AIM >> Count every line in the entries that follow where the word "Jessica" appears, then state only the total.

RECORD LIST >>
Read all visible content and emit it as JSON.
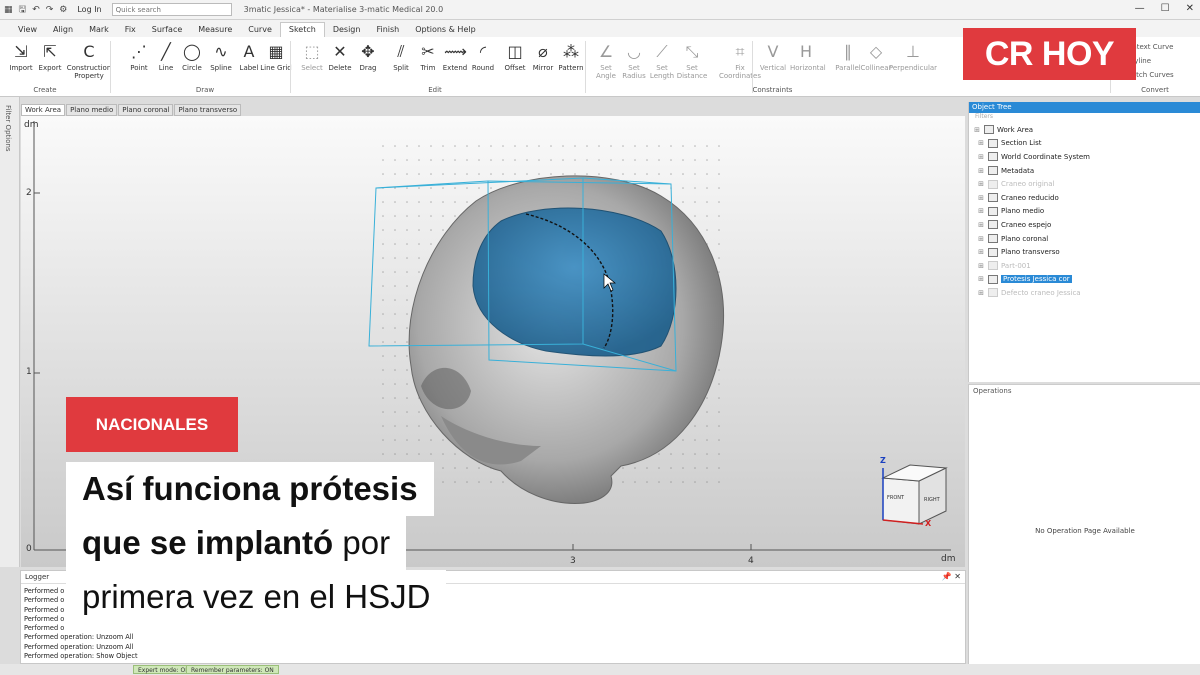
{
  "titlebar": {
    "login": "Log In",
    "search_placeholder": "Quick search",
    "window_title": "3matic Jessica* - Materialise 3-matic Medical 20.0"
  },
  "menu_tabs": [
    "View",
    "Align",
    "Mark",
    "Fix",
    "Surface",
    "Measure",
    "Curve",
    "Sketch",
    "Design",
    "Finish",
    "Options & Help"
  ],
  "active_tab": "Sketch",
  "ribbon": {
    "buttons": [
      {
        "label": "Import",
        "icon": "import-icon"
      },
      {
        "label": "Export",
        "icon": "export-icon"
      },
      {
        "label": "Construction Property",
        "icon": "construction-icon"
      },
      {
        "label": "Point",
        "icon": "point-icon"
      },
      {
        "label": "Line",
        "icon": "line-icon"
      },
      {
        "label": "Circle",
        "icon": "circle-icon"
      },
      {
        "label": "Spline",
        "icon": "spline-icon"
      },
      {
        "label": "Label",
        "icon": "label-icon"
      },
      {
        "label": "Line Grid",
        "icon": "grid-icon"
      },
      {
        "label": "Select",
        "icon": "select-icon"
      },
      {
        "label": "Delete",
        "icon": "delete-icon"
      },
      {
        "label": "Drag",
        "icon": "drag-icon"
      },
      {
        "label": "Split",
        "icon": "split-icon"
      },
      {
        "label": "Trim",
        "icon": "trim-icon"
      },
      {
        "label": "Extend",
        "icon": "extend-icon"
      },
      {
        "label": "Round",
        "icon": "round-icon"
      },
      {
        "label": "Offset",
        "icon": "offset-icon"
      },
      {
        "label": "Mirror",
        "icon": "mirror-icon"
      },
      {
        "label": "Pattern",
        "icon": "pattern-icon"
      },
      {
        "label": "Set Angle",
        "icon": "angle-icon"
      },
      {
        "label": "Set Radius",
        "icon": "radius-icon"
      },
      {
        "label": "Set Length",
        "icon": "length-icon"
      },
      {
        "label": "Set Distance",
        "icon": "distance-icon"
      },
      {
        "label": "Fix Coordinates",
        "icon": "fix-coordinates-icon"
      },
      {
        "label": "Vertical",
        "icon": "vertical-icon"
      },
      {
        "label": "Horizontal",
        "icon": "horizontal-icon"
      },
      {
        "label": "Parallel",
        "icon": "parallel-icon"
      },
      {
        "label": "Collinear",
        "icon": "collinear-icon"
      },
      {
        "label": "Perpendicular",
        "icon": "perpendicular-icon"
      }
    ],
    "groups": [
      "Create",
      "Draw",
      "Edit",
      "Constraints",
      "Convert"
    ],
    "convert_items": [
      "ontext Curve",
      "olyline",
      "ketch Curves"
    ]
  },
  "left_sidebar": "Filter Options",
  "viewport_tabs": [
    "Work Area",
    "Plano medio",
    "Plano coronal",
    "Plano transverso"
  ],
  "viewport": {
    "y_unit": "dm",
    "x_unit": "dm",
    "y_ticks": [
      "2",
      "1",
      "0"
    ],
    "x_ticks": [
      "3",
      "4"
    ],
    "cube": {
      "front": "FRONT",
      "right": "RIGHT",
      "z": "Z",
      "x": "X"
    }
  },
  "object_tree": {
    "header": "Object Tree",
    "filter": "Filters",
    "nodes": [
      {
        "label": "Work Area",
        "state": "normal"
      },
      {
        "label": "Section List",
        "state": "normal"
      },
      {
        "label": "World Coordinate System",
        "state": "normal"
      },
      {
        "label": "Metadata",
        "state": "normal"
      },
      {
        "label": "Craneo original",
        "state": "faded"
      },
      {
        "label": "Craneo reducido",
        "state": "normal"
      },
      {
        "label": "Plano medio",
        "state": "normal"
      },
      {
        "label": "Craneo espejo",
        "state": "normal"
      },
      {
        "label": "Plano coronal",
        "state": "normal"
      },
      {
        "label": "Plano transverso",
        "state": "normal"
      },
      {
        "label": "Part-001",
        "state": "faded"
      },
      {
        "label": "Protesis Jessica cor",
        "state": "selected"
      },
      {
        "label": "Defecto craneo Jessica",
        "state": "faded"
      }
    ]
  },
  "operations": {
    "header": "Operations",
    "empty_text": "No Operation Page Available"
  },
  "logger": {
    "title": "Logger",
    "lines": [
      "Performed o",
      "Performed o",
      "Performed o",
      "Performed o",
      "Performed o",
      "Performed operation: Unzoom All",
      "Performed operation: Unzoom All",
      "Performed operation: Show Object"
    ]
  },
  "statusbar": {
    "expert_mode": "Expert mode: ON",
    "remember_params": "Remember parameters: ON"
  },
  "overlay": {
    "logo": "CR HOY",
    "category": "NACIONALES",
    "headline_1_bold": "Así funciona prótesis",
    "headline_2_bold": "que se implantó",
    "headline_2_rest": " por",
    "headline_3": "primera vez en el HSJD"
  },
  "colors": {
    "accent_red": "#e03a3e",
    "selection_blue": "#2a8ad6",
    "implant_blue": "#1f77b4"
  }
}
---
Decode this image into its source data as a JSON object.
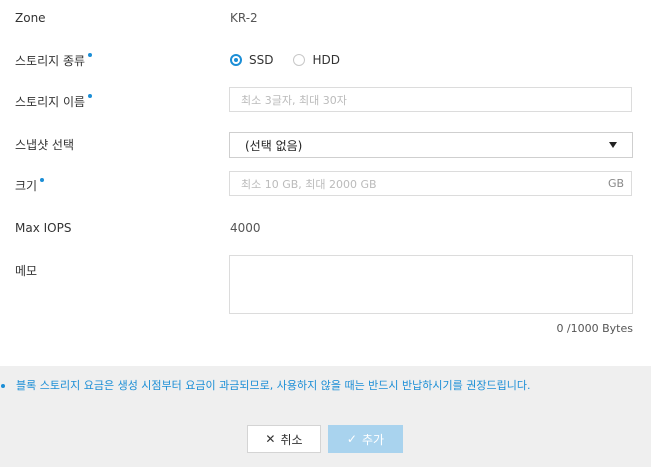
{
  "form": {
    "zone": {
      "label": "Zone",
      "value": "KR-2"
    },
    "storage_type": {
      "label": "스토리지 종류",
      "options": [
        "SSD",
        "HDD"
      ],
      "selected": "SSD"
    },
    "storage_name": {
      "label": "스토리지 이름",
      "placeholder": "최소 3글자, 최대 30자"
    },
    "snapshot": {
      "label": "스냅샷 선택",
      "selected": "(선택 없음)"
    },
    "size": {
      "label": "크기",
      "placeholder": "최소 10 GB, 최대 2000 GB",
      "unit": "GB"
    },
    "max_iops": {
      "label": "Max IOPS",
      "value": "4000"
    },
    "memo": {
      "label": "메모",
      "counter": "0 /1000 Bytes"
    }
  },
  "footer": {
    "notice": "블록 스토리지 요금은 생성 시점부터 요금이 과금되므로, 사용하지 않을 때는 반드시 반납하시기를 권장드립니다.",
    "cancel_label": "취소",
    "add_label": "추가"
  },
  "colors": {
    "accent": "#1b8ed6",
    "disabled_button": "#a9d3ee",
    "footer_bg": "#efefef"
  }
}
--
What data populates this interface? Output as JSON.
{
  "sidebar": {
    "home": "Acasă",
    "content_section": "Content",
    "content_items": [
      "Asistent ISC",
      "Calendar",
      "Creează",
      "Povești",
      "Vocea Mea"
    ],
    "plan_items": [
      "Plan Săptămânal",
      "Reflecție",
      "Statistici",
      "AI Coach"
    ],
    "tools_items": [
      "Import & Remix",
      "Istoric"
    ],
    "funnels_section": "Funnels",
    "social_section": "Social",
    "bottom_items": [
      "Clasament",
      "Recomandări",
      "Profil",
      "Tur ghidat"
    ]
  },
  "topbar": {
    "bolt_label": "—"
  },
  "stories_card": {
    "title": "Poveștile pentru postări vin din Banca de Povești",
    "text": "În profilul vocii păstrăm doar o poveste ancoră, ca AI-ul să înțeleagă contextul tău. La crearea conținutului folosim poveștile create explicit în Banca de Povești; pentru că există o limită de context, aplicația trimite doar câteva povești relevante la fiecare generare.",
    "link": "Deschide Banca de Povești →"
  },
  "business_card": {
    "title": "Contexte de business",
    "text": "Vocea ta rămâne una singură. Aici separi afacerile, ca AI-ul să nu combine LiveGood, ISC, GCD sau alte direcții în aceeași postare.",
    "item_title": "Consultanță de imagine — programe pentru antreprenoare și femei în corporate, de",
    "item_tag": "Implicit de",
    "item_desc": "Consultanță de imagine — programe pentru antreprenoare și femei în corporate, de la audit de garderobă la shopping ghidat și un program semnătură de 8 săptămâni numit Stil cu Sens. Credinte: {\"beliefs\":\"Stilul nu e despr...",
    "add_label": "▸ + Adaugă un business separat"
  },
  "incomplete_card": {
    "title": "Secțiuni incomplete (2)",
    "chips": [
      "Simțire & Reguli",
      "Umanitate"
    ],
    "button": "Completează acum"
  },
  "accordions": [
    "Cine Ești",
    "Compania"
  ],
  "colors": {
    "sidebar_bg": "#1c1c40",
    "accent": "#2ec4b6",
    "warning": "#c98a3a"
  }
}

SOLVED EXERCISE >> 3